Assigned task 1 ▸
Answer these questions using the trucking comments.
(a) How many machines does the writer of point 8 say they own?
(b) How long a period does the writer of point 10 offer their truck for?
(c) How many years has the writer of the final paragraph been driving?
Assigned task 2 ▸ Repeat the trucking comments word for word from "10- let's be" to "My offer stands.".
Assigned task 3 ▸ Carry on the trucking comments after their last sentence.

8- my machines work great-I own 2. So why would I be required to buy another study/machine/and bear the expense just to have a readable card to prosecute myself??
9- trucks today have the computers readable-and are read in accident cases so why the need to track me??
10- let's be honest. This program is backed by lobbyist and people with direct financial gains to be made. I'm all for safety but mothers against tired truckers should go home and keep they're kids from becoming juvenile offenders and druggies instead of sticking they're noses in a buisness most know nothing about. I offer my truck and a 30-60 day tide to anyone that's willing to really study the buisness. 1-2 days even a week don't come close to realizing what a real trucker experiences each day. My offer stands.

Once again I've read an artical that finds all the answers but has not asked the questions that really cause the problems.Sure being overweight may cause sleepieness but having to do more jobs than the driver is supposed to do is the real culpret. Look to the regulations that you have already put into place to find the biggest sleep problems. Make companys dispatching imposable runs because poor planing on the part of the costomer has created an emergency on the shipping route so to keep the business and be heros they call on the trucker to accomlish the imposible. Let the trucker refuse he is punished by the company with poor paying loads until he changes his atitude. Or the warehouse that requires the trucker to unload his own truck and change the pallet size to meet their needs. Truckers are not warehouse men but in a lot of cases its how they are treated. If the paper work says shipper loads receiver unloads that is how it should be.But it isn't. Go under cover and find this out for yourself. Then you'll know why drivers have sleeping problems. I could go on all day about the rules, how about instead of people that sit in offices making the rules you go to the drivers to find out what rules will work or won't work. The driving comunity is not represented by drivers, its represented by people that usally have 9 to 5 jobs. That is not the world of the trucker. Eating and sleeping, disorders are not chased away by more rules that make there jobs harder its accomplished by going to the sorce to find the cure. I've been driving for 40 years in that time no one that makes the rules ever asked me what would help to solve the sleepie driver problem but then I don't sit in an office making rules for other people to follow without experianceing the job in the real world.Wear our shoes then make the our rules.

[Items from a dataset]
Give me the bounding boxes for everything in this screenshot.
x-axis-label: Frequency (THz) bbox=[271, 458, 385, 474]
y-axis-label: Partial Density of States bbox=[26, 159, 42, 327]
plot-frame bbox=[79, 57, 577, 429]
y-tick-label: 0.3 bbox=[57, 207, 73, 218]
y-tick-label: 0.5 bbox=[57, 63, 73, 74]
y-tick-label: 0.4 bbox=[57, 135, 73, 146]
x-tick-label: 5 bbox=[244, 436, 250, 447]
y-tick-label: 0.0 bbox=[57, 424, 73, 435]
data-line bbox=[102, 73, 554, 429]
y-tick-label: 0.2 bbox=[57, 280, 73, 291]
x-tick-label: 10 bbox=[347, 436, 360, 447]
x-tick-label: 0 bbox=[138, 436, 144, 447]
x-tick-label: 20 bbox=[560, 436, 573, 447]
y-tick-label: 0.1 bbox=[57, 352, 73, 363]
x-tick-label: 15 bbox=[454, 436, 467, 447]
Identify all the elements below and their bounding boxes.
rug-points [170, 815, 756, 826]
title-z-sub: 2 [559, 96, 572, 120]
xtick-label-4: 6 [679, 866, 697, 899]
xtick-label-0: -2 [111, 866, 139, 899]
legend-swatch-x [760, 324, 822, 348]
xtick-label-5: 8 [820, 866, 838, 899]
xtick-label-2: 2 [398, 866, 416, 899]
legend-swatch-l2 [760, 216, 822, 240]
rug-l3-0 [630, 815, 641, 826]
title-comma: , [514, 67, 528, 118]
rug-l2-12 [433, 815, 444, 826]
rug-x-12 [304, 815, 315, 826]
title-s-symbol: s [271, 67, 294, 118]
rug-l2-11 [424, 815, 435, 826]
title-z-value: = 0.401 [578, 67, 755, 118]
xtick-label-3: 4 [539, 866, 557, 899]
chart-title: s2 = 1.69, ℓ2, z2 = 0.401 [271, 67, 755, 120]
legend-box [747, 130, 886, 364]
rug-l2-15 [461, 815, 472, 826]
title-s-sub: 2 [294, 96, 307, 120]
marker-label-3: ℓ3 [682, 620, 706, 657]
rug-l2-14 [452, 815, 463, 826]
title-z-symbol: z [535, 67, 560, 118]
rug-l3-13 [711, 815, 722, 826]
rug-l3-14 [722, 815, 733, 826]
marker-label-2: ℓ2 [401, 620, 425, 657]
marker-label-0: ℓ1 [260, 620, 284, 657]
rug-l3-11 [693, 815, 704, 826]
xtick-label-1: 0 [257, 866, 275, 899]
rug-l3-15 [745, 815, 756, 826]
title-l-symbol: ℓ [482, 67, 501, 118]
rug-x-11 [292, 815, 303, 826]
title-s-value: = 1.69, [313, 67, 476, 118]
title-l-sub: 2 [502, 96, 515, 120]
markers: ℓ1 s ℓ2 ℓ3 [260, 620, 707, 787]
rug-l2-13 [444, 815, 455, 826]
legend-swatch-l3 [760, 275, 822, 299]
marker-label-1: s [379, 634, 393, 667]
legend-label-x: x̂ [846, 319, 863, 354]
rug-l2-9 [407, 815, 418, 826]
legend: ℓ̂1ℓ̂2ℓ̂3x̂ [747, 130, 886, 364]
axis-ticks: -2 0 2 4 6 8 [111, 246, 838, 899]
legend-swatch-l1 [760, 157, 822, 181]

Task result 1 ▸
(a) 2
(b) 30-60 days
(c) 40 years

Task result 2 ▸
10- let's be honest. This program is backed by lobbyist and people with direct financial gains to be made. I'm all for safety but mothers against tired truckers should go home and keep they're kids from becoming juvenile offenders and druggies instead of sticking they're noses in a buisness most know nothing about. I offer my truck and a 30-60 day tide to anyone that's willing to really study the buisness. 1-2 days even a week don't come close to realizing what a real trucker experiences each day. My offer stands.

Task result 3 ▸
The safer this industry gets the more reg's that want to impose on it! Look at the crash states in the last 5 years!! If they REALLY want to do something about all of this start looking at shippers and receiver's that keep trucks for hours.. And there is no way you can charge detention over and over to them.
Also if you want A safer road system.. Start making EVERY driver that holds ANY kind of license take A drug test!! If you want safer drivers.. Make the ALL safer!! Our commercial drivers have stepped up to the plate and have gotten much better in the last few years. So instead of punishing them for getting better.. Start looking into WHY some of these accident's really happen. Women putting make up on.... Men on laptops... Cell phones.. Navigation in cars and trucks..

Here we go again - Nanny state never stops.

I would suspect that most indiviudals creating these guidlines wouldn't pass BMI standard themselves (get them off the road).

Its just one more increase in cost of doing business for little benefit. Cost to company (loss of drivers, re-training new drivers, recuitment costs, medical costs) - Cost to the driver - lack of wages sine he cant drive, costs for med supplies, screening, cost to the tax payer since we of couse will need to pay higher insurance rates since this will undoubtably have to be covered under our insuracne costs.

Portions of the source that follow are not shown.